• **Task brief**
Pick out all lines in the listing holding the string "Post" and copy them.

• **Source records**

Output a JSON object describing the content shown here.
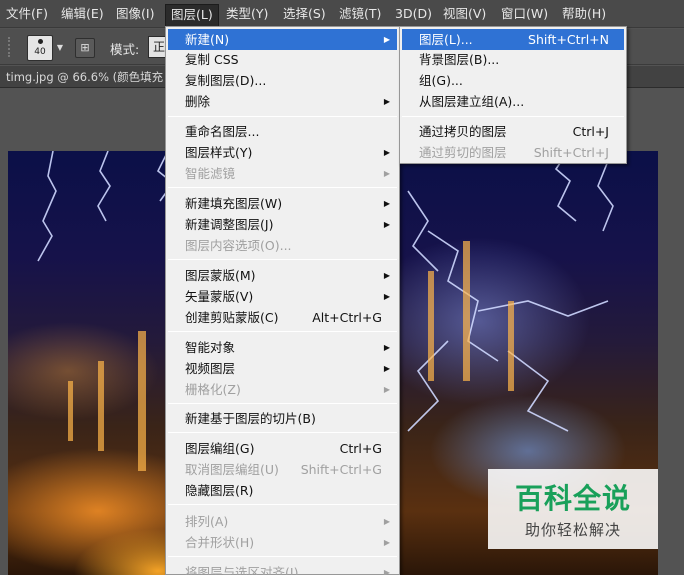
{
  "menubar": {
    "items": [
      "文件(F)",
      "编辑(E)",
      "图像(I)",
      "图层(L)",
      "类型(Y)",
      "选择(S)",
      "滤镜(T)",
      "3D(D)",
      "视图(V)",
      "窗口(W)",
      "帮助(H)"
    ]
  },
  "options": {
    "brush_size": "40",
    "mode_label": "模式:",
    "mode_value": "正常"
  },
  "document": {
    "tab_label": "timg.jpg @ 66.6% (颜色填充"
  },
  "layer_menu": {
    "items": [
      {
        "label": "新建(N)",
        "shortcut": "",
        "submenu": true,
        "disabled": false
      },
      {
        "label": "复制 CSS",
        "shortcut": "",
        "submenu": false,
        "disabled": false
      },
      {
        "label": "复制图层(D)...",
        "shortcut": "",
        "submenu": false,
        "disabled": false
      },
      {
        "label": "删除",
        "shortcut": "",
        "submenu": true,
        "disabled": false
      },
      {
        "label": "重命名图层...",
        "shortcut": "",
        "submenu": false,
        "disabled": false
      },
      {
        "label": "图层样式(Y)",
        "shortcut": "",
        "submenu": true,
        "disabled": false
      },
      {
        "label": "智能滤镜",
        "shortcut": "",
        "submenu": true,
        "disabled": true
      },
      {
        "label": "新建填充图层(W)",
        "shortcut": "",
        "submenu": true,
        "disabled": false
      },
      {
        "label": "新建调整图层(J)",
        "shortcut": "",
        "submenu": true,
        "disabled": false
      },
      {
        "label": "图层内容选项(O)...",
        "shortcut": "",
        "submenu": false,
        "disabled": true
      },
      {
        "label": "图层蒙版(M)",
        "shortcut": "",
        "submenu": true,
        "disabled": false
      },
      {
        "label": "矢量蒙版(V)",
        "shortcut": "",
        "submenu": true,
        "disabled": false
      },
      {
        "label": "创建剪贴蒙版(C)",
        "shortcut": "Alt+Ctrl+G",
        "submenu": false,
        "disabled": false
      },
      {
        "label": "智能对象",
        "shortcut": "",
        "submenu": true,
        "disabled": false
      },
      {
        "label": "视频图层",
        "shortcut": "",
        "submenu": true,
        "disabled": false
      },
      {
        "label": "栅格化(Z)",
        "shortcut": "",
        "submenu": true,
        "disabled": true
      },
      {
        "label": "新建基于图层的切片(B)",
        "shortcut": "",
        "submenu": false,
        "disabled": false
      },
      {
        "label": "图层编组(G)",
        "shortcut": "Ctrl+G",
        "submenu": false,
        "disabled": false
      },
      {
        "label": "取消图层编组(U)",
        "shortcut": "Shift+Ctrl+G",
        "submenu": false,
        "disabled": true
      },
      {
        "label": "隐藏图层(R)",
        "shortcut": "",
        "submenu": false,
        "disabled": false
      },
      {
        "label": "排列(A)",
        "shortcut": "",
        "submenu": true,
        "disabled": true
      },
      {
        "label": "合并形状(H)",
        "shortcut": "",
        "submenu": true,
        "disabled": true
      },
      {
        "label": "将图层与选区对齐(I)",
        "shortcut": "",
        "submenu": true,
        "disabled": true
      }
    ]
  },
  "new_submenu": {
    "items": [
      {
        "label": "图层(L)...",
        "shortcut": "Shift+Ctrl+N",
        "disabled": false
      },
      {
        "label": "背景图层(B)...",
        "shortcut": "",
        "disabled": false
      },
      {
        "label": "组(G)...",
        "shortcut": "",
        "disabled": false
      },
      {
        "label": "从图层建立组(A)...",
        "shortcut": "",
        "disabled": false
      },
      {
        "label": "通过拷贝的图层",
        "shortcut": "Ctrl+J",
        "disabled": false
      },
      {
        "label": "通过剪切的图层",
        "shortcut": "Shift+Ctrl+J",
        "disabled": true
      }
    ]
  },
  "watermark": {
    "title": "百科全说",
    "subtitle": "助你轻松解决"
  },
  "colors": {
    "menu_highlight": "#2f72d4",
    "watermark_green": "#19a05a"
  }
}
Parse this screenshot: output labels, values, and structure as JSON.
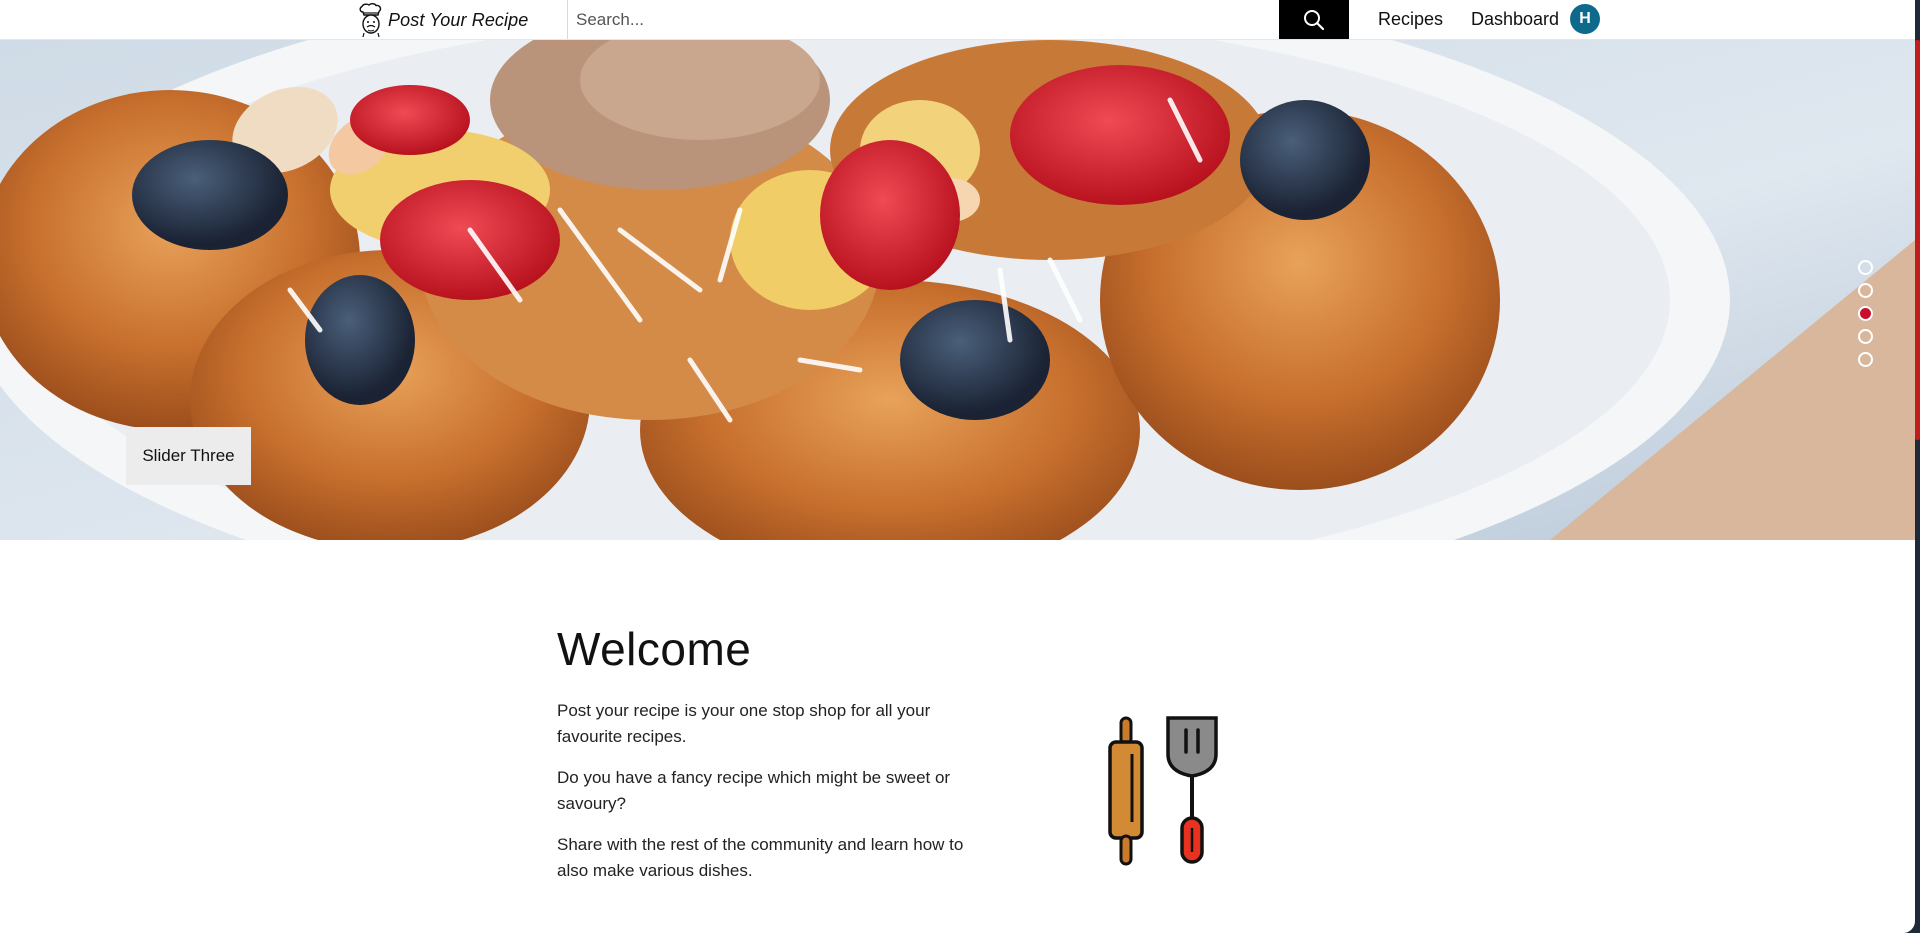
{
  "header": {
    "brand_name": "Post Your Recipe",
    "logo_icon": "chef-icon",
    "search": {
      "placeholder": "Search...",
      "value": ""
    },
    "search_icon": "search-icon",
    "nav": {
      "recipes": "Recipes",
      "dashboard": "Dashboard"
    },
    "avatar_initial": "H",
    "avatar_color": "#0d6a8c"
  },
  "hero": {
    "caption": "Slider Three",
    "slides_total": 5,
    "active_slide_index": 2,
    "active_dot_color": "#c8102e"
  },
  "welcome": {
    "title": "Welcome",
    "paragraphs": [
      "Post your recipe is your one stop shop for all your favourite recipes.",
      "Do you have a fancy recipe which might be sweet or savoury?",
      "Share with the rest of the community and learn how to also make various dishes."
    ],
    "illustration_icon": "rolling-pin-spatula-icon"
  }
}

• **The reply**
    "brand_name": "Post Your Recipe",
      "Post your recipe is your one stop shop for all your favourite recipes.",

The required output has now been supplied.